Required action: Scan the lines below for the word "Leipzig". Copy each line you find it in.

Records shown:
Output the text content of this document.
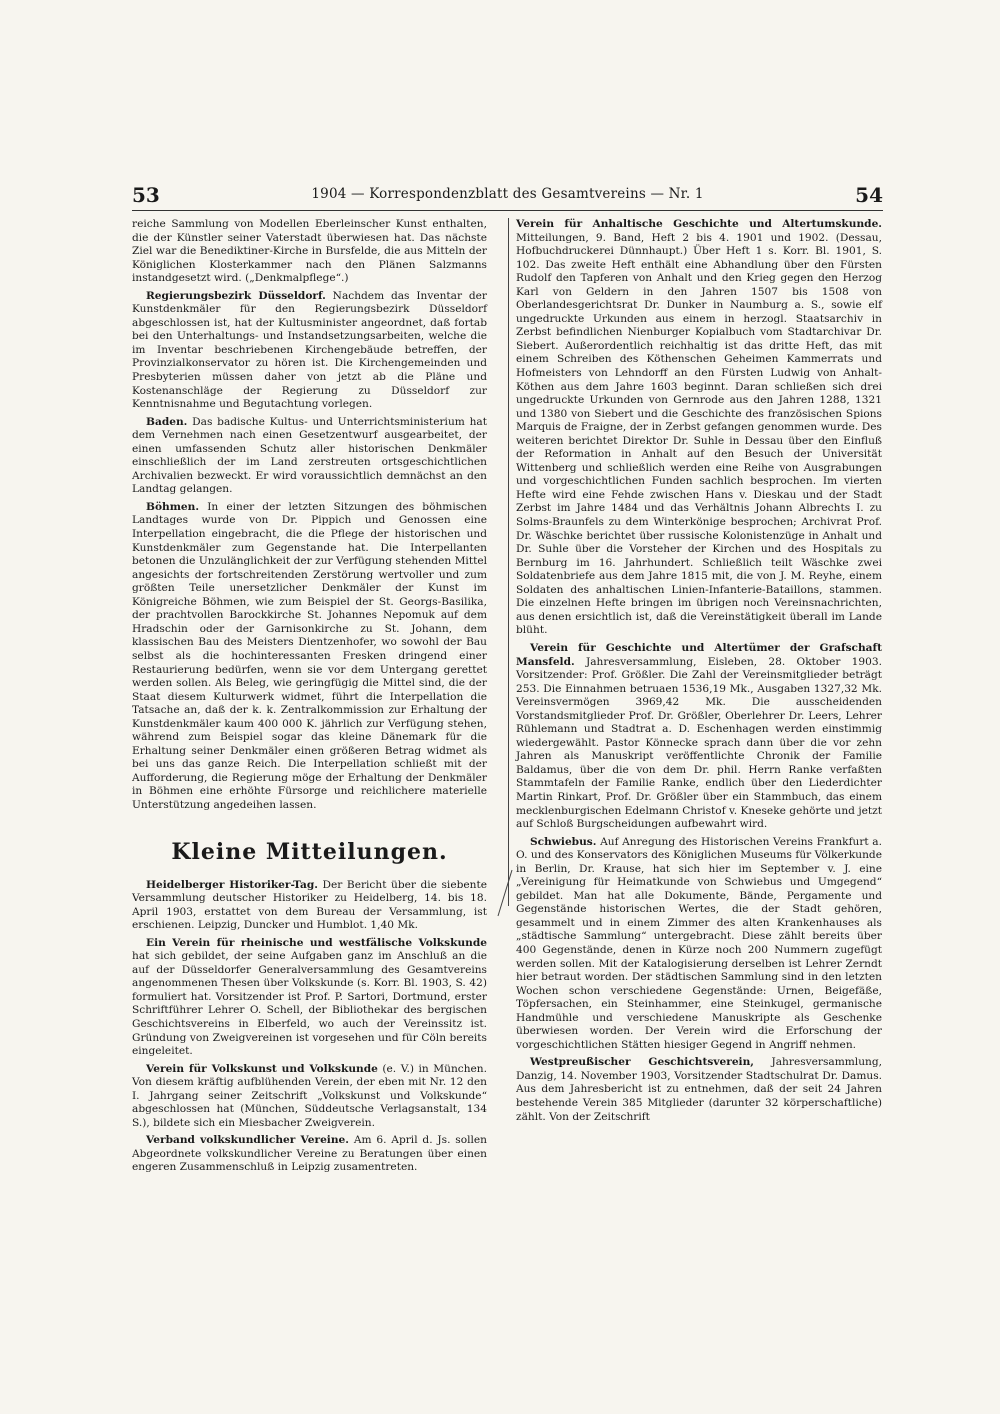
53	1904 — Korrespondenzblatt des Gesamtvereins — Nr. 1	54

reiche Sammlung von Modellen Eberleinscher Kunst enthalten, die der Künstler seiner Vaterstadt überwiesen hat. Das nächste Ziel war die Benediktiner-Kirche in Bursfelde, die aus Mitteln der Königlichen Klosterkammer nach den Plänen Salzmanns instandgesetzt wird. („Denkmalpflege“.)

Regierungsbezirk Düsseldorf. Nachdem das Inventar der Kunstdenkmäler für den Regierungsbezirk Düsseldorf abgeschlossen ist, hat der Kultusminister angeordnet, daß fortab bei den Unterhaltungs- und Instandsetzungsarbeiten, welche die im Inventar beschriebenen Kirchengebäude betreffen, der Provinzialkonservator zu hören ist. Die Kirchengemeinden und Presbyterien müssen daher von jetzt ab die Pläne und Kostenanschläge der Regierung zu Düsseldorf zur Kenntnisnahme und Begutachtung vorlegen.

Baden. Das badische Kultus- und Unterrichtsministerium hat dem Vernehmen nach einen Gesetzentwurf ausgearbeitet, der einen umfassenden Schutz aller historischen Denkmäler einschließlich der im Land zerstreuten ortsgeschichtlichen Archivalien bezweckt. Er wird voraussichtlich demnächst an den Landtag gelangen.

Böhmen. In einer der letzten Sitzungen des böhmischen Landtages wurde von Dr. Pippich und Genossen eine Interpellation eingebracht, die die Pflege der historischen und Kunstdenkmäler zum Gegenstande hat. Die Interpellanten betonen die Unzulänglichkeit der zur Verfügung stehenden Mittel angesichts der fortschreitenden Zerstörung wertvoller und zum größten Teile unersetzlicher Denkmäler der Kunst im Königreiche Böhmen, wie zum Beispiel der St. Georgs-Basilika, der prachtvollen Barockkirche St. Johannes Nepomuk auf dem Hradschin oder der Garnisonkirche zu St. Johann, dem klassischen Bau des Meisters Dientzenhofer, wo sowohl der Bau selbst als die hochinteressanten Fresken dringend einer Restaurierung bedürfen, wenn sie vor dem Untergang gerettet werden sollen. Als Beleg, wie geringfügig die Mittel sind, die der Staat diesem Kulturwerk widmet, führt die Interpellation die Tatsache an, daß der k. k. Zentralkommission zur Erhaltung der Kunstdenkmäler kaum 400 000 K. jährlich zur Verfügung stehen, während zum Beispiel sogar das kleine Dänemark für die Erhaltung seiner Denkmäler einen größeren Betrag widmet als bei uns das ganze Reich. Die Interpellation schließt mit der Aufforderung, die Regierung möge der Erhaltung der Denkmäler in Böhmen eine erhöhte Fürsorge und reichlichere materielle Unterstützung angedeihen lassen.

Kleine Mitteilungen.

Heidelberger Historiker-Tag. Der Bericht über die siebente Versammlung deutscher Historiker zu Heidelberg, 14. bis 18. April 1903, erstattet von dem Bureau der Versammlung, ist erschienen. Leipzig, Duncker und Humblot. 1,40 Mk.

Ein Verein für rheinische und westfälische Volkskunde hat sich gebildet, der seine Aufgaben ganz im Anschluß an die auf der Düsseldorfer Generalversammlung des Gesamtvereins angenommenen Thesen über Volkskunde (s. Korr. Bl. 1903, S. 42) formuliert hat. Vorsitzender ist Prof. P. Sartori, Dortmund, erster Schriftführer Lehrer O. Schell, der Bibliothekar des bergischen Geschichtsvereins in Elberfeld, wo auch der Vereinssitz ist. Gründung von Zweigvereinen ist vorgesehen und für Cöln bereits eingeleitet.

Verein für Volkskunst und Volkskunde (e. V.) in München. Von diesem kräftig aufblühenden Verein, der eben mit Nr. 12 den I. Jahrgang seiner Zeitschrift „Volkskunst und Volkskunde“ abgeschlossen hat (München, Süddeutsche Verlagsanstalt, 134 S.), bildete sich ein Miesbacher Zweigverein.

Verband volkskundlicher Vereine. Am 6. April d. Js. sollen Abgeordnete volkskundlicher Vereine zu Beratungen über einen engeren Zusammenschluß in Leipzig zusamentreten.

Verein für Anhaltische Geschichte und Altertumskunde. Mitteilungen, 9. Band, Heft 2 bis 4. 1901 und 1902. (Dessau, Hofbuchdruckerei Dünnhaupt.) Über Heft 1 s. Korr. Bl. 1901, S. 102. Das zweite Heft enthält eine Abhandlung über den Fürsten Rudolf den Tapferen von Anhalt und den Krieg gegen den Herzog Karl von Geldern in den Jahren 1507 bis 1508 von Oberlandesgerichtsrat Dr. Dunker in Naumburg a. S., sowie elf ungedruckte Urkunden aus einem in herzogl. Staatsarchiv in Zerbst befindlichen Nienburger Kopialbuch vom Stadtarchivar Dr. Siebert. Außerordentlich reichhaltig ist das dritte Heft, das mit einem Schreiben des Köthenschen Geheimen Kammerrats und Hofmeisters von Lehndorff an den Fürsten Ludwig von Anhalt-Köthen aus dem Jahre 1603 beginnt. Daran schließen sich drei ungedruckte Urkunden von Gernrode aus den Jahren 1288, 1321 und 1380 von Siebert und die Geschichte des französischen Spions Marquis de Fraigne, der in Zerbst gefangen genommen wurde. Des weiteren berichtet Direktor Dr. Suhle in Dessau über den Einfluß der Reformation in Anhalt auf den Besuch der Universität Wittenberg und schließlich werden eine Reihe von Ausgrabungen und vorgeschichtlichen Funden sachlich besprochen. Im vierten Hefte wird eine Fehde zwischen Hans v. Dieskau und der Stadt Zerbst im Jahre 1484 und das Verhältnis Johann Albrechts I. zu Solms-Braunfels zu dem Winterkönige besprochen; Archivrat Prof. Dr. Wäschke berichtet über russische Kolonistenzüge in Anhalt und Dr. Suhle über die Vorsteher der Kirchen und des Hospitals zu Bernburg im 16. Jahrhundert. Schließlich teilt Wäschke zwei Soldatenbriefe aus dem Jahre 1815 mit, die von J. M. Reyhe, einem Soldaten des anhaltischen Linien-Infanterie-Bataillons, stammen. Die einzelnen Hefte bringen im übrigen noch Vereinsnachrichten, aus denen ersichtlich ist, daß die Vereinstätigkeit überall im Lande blüht.

Verein für Geschichte und Altertümer der Grafschaft Mansfeld. Jahresversammlung, Eisleben, 28. Oktober 1903. Vorsitzender: Prof. Größler. Die Zahl der Vereinsmitglieder beträgt 253. Die Einnahmen betruaen 1536,19 Mk., Ausgaben 1327,32 Mk. Vereinsvermögen 3969,42 Mk. Die ausscheidenden Vorstandsmitglieder Prof. Dr. Größler, Oberlehrer Dr. Leers, Lehrer Rühlemann und Stadtrat a. D. Eschenhagen werden einstimmig wiedergewählt. Pastor Könnecke sprach dann über die vor zehn Jahren als Manuskript veröffentlichte Chronik der Familie Baldamus, über die von dem Dr. phil. Herrn Ranke verfaßten Stammtafeln der Familie Ranke, endlich über den Liederdichter Martin Rinkart, Prof. Dr. Größler über ein Stammbuch, das einem mecklenburgischen Edelmann Christof v. Kneseke gehörte und jetzt auf Schloß Burgscheidungen aufbewahrt wird.

Schwiebus. Auf Anregung des Historischen Vereins Frankfurt a. O. und des Konservators des Königlichen Museums für Völkerkunde in Berlin, Dr. Krause, hat sich hier im September v. J. eine „Vereinigung für Heimatkunde von Schwiebus und Umgegend“ gebildet. Man hat alle Dokumente, Bände, Pergamente und Gegenstände historischen Wertes, die der Stadt gehören, gesammelt und in einem Zimmer des alten Krankenhauses als „städtische Sammlung“ untergebracht. Diese zählt bereits über 400 Gegenstände, denen in Kürze noch 200 Nummern zugefügt werden sollen. Mit der Katalogisierung derselben ist Lehrer Zerndt hier betraut worden. Der städtischen Sammlung sind in den letzten Wochen schon verschiedene Gegenstände: Urnen, Beigefäße, Töpfersachen, ein Steinhammer, eine Steinkugel, germanische Handmühle und verschiedene Manuskripte als Geschenke überwiesen worden. Der Verein wird die Erforschung der vorgeschichtlichen Stätten hiesiger Gegend in Angriff nehmen.

Westpreußischer Geschichtsverein, Jahresversammlung, Danzig, 14. November 1903, Vorsitzender Stadtschulrat Dr. Damus. Aus dem Jahresbericht ist zu entnehmen, daß der seit 24 Jahren bestehende Verein 385 Mitglieder (darunter 32 körperschaftliche) zählt. Von der Zeitschrift
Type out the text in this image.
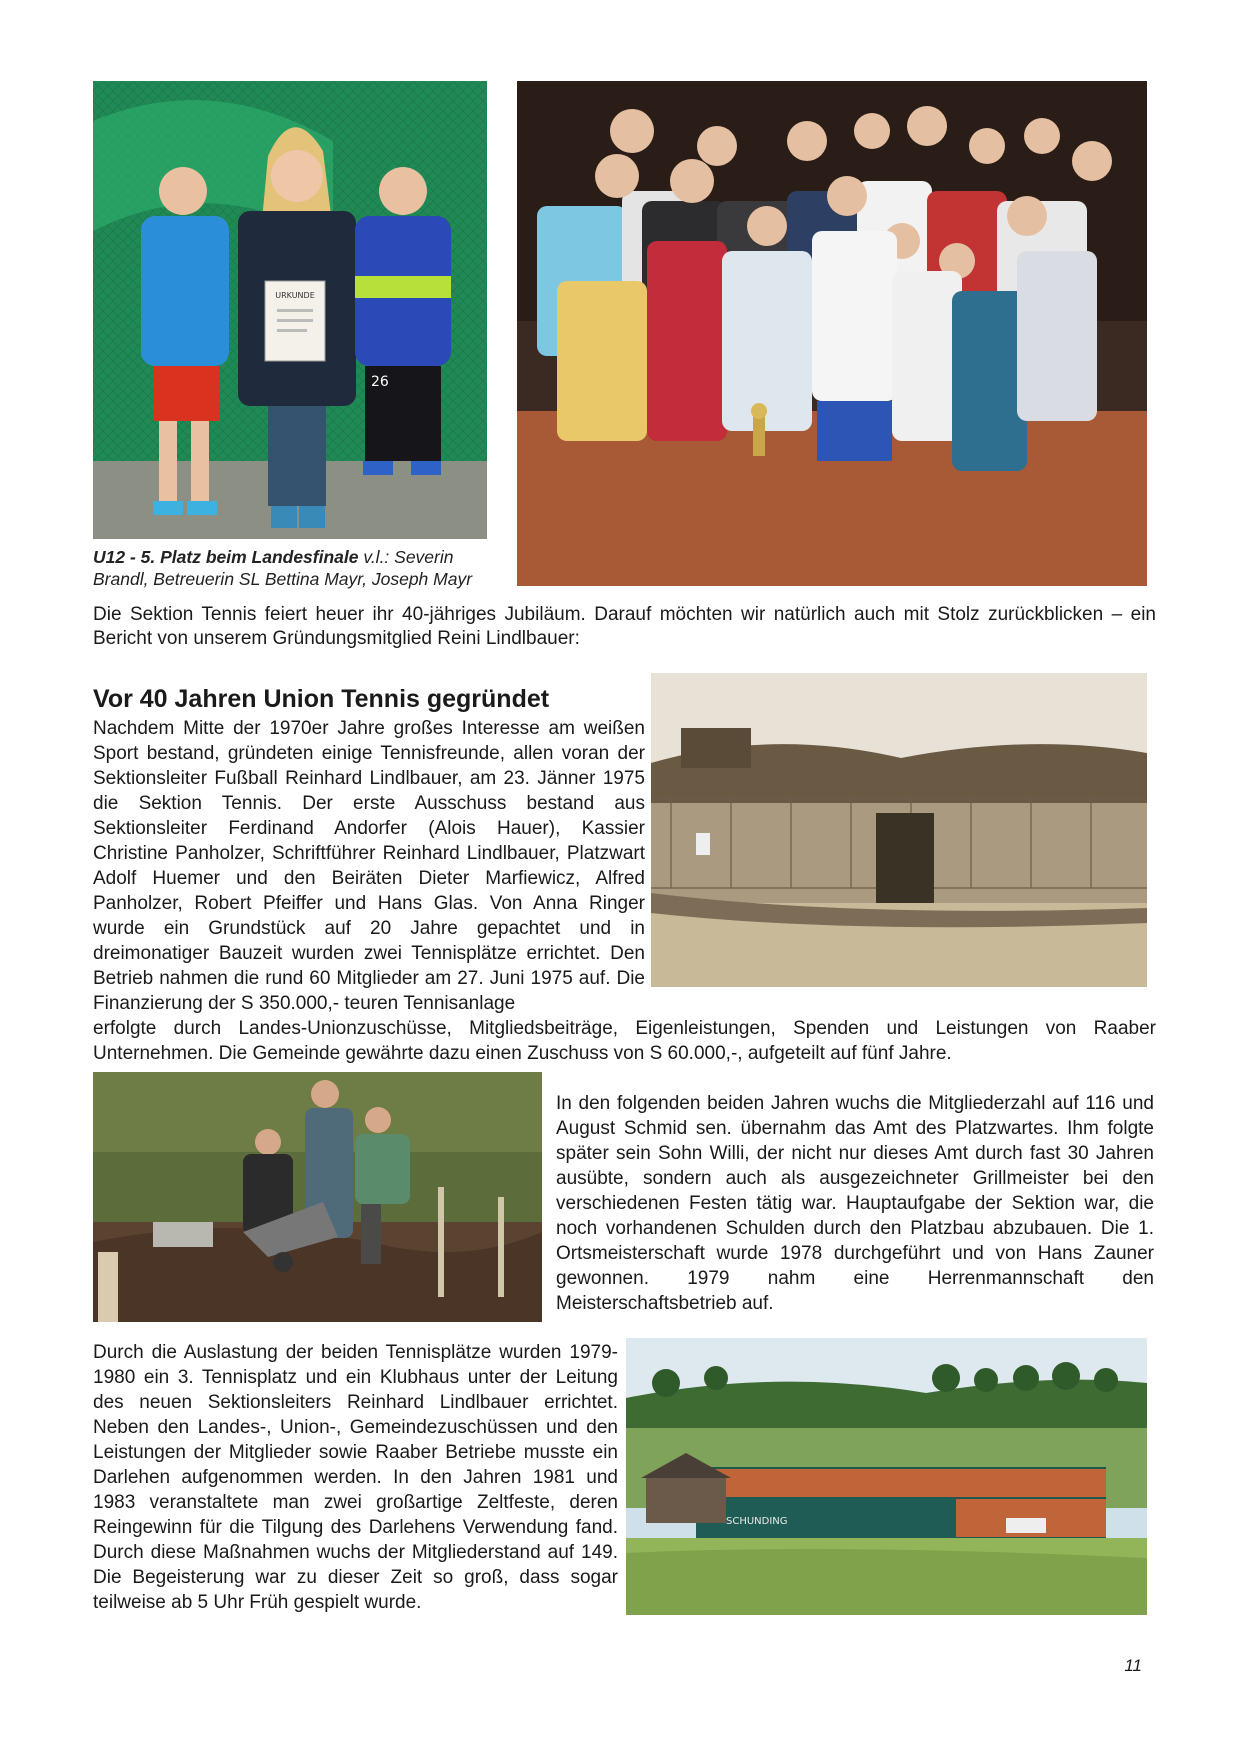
URKUNDE
26
U12 - 5. Platz beim Landesfinale v.l.: Severin Brandl, Betreuerin SL Bettina Mayr, Joseph Mayr
Die Sektion Tennis feiert heuer ihr 40-jähriges Jubiläum. Darauf möchten wir natürlich auch mit Stolz zurückblicken – ein Bericht von unserem Gründungsmitglied Reini Lindlbauer:
Vor 40 Jahren Union Tennis gegründet
Nachdem Mitte der 1970er Jahre großes Interesse am weißen Sport bestand, gründeten einige Tennisfreunde, allen voran der Sektionsleiter Fußball Reinhard Lindlbauer, am 23. Jänner 1975 die Sektion Tennis. Der erste Ausschuss bestand aus Sektionsleiter Ferdinand Andorfer (Alois Hauer), Kassier Christine Panholzer, Schriftführer Reinhard Lindlbauer, Platzwart Adolf Huemer und den Beiräten Dieter Marfiewicz, Alfred Panholzer, Robert Pfeiffer und Hans Glas. Von Anna Ringer wurde ein Grundstück auf 20 Jahre gepachtet und in dreimonatiger Bauzeit wurden zwei Tennisplätze errichtet. Den Betrieb nahmen die rund 60 Mitglieder am 27. Juni 1975 auf. Die Finanzierung der S 350.000,- teuren Tennisanlage
erfolgte durch Landes-Unionzuschüsse, Mitgliedsbeiträge, Eigenleistungen, Spenden und Leistungen von Raaber Unternehmen. Die Gemeinde gewährte dazu einen Zuschuss von S 60.000,-, aufgeteilt auf fünf Jahre.
In den folgenden beiden Jahren wuchs die Mitgliederzahl auf 116 und August Schmid sen. übernahm das Amt des Platzwartes. Ihm folgte später sein Sohn Willi, der nicht nur dieses Amt durch fast 30 Jahren ausübte, sondern auch als ausgezeichneter Grillmeister bei den verschiedenen Festen tätig war. Hauptaufgabe der Sektion war, die noch vorhandenen Schulden durch den Platzbau abzubauen. Die 1. Ortsmeisterschaft wurde 1978 durchgeführt und von Hans Zauner gewonnen. 1979 nahm eine Herrenmannschaft den Meisterschaftsbetrieb auf.
SCHUNDING
Durch die Auslastung der beiden Tennisplätze wurden 1979-1980 ein 3. Tennisplatz und ein Klubhaus unter der Leitung des neuen Sektionsleiters Reinhard Lindlbauer errichtet. Neben den Landes-, Union-, Gemeindezuschüssen und den Leistungen der Mitglieder sowie Raaber Betriebe musste ein Darlehen aufgenommen werden. In den Jahren 1981 und 1983 veranstaltete man zwei großartige Zeltfeste, deren Reingewinn für die Tilgung des Darlehens Verwendung fand. Durch diese Maßnahmen wuchs der Mitgliederstand auf 149. Die Begeisterung war zu dieser Zeit so groß, dass sogar teilweise ab 5 Uhr Früh gespielt wurde.
11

Solution below:
Heidelberger Historiker-Tag. Der Bericht über die siebente Versammlung deutscher Historiker zu Heidelberg, 14. bis 18. April 1903, erstattet von dem Bureau der Versammlung, ist erschienen. Leipzig, Duncker und Humblot. 1,40 Mk.
Verband volkskundlicher Vereine. Am 6. April d. Js. sollen Abgeordnete volkskundlicher Vereine zu Beratungen über einen engeren Zusammenschluß in Leipzig zusamentreten.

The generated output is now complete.